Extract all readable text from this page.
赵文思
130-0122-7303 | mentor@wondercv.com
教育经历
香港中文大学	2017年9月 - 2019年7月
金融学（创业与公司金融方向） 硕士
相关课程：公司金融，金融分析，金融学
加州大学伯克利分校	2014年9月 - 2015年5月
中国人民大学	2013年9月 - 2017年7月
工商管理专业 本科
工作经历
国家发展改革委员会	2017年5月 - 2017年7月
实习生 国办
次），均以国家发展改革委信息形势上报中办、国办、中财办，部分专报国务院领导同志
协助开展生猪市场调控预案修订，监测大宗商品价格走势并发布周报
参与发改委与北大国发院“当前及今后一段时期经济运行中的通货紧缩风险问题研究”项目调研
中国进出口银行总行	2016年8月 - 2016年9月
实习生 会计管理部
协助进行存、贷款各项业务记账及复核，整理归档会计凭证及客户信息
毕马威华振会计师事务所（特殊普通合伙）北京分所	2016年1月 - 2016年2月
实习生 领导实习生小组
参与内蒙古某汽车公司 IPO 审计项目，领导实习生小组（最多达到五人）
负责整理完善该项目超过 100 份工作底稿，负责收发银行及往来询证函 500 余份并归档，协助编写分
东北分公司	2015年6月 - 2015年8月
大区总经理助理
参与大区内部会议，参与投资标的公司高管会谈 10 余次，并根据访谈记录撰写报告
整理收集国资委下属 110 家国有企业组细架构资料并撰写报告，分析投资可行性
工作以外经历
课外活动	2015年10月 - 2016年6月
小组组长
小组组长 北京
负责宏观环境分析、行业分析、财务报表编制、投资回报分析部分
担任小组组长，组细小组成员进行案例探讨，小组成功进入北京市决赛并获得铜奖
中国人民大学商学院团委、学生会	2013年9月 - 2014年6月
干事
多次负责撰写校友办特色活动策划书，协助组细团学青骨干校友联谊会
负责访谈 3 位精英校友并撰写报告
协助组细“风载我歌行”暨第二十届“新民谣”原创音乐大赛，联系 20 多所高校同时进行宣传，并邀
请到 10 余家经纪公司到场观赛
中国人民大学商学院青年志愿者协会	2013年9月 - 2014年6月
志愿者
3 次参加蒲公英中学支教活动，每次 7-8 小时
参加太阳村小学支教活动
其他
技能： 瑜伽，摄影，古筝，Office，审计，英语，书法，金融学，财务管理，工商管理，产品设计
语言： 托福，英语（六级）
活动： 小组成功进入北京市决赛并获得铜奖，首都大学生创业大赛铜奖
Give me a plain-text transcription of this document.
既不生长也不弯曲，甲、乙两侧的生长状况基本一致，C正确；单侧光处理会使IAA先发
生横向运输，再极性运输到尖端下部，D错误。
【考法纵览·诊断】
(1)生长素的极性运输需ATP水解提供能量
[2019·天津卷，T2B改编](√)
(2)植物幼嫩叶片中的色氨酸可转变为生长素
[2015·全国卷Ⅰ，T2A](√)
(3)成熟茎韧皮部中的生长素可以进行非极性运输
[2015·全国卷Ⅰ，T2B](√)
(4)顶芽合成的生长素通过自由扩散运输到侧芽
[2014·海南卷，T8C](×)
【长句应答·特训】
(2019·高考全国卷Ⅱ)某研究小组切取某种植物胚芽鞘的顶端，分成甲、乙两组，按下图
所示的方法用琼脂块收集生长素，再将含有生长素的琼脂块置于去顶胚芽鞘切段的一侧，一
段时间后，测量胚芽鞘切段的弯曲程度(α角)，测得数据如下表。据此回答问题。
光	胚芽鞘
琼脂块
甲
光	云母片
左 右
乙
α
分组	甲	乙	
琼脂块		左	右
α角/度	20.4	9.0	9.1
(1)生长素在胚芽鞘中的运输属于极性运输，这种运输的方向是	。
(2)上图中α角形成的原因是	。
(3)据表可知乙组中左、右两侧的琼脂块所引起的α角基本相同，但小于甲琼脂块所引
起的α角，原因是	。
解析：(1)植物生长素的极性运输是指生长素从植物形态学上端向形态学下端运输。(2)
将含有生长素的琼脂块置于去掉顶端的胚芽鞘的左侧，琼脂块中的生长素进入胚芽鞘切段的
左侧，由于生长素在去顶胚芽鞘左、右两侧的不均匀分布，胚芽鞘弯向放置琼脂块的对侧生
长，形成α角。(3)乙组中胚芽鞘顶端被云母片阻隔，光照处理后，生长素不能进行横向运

• **WRITTEN REQUEST**: Search the data above for the string "text" and return every line that has it.

• **RESULT FOR THIS EXERCISE**:
Extract all readable text from this page.
Give me a plain-text transcription of this document.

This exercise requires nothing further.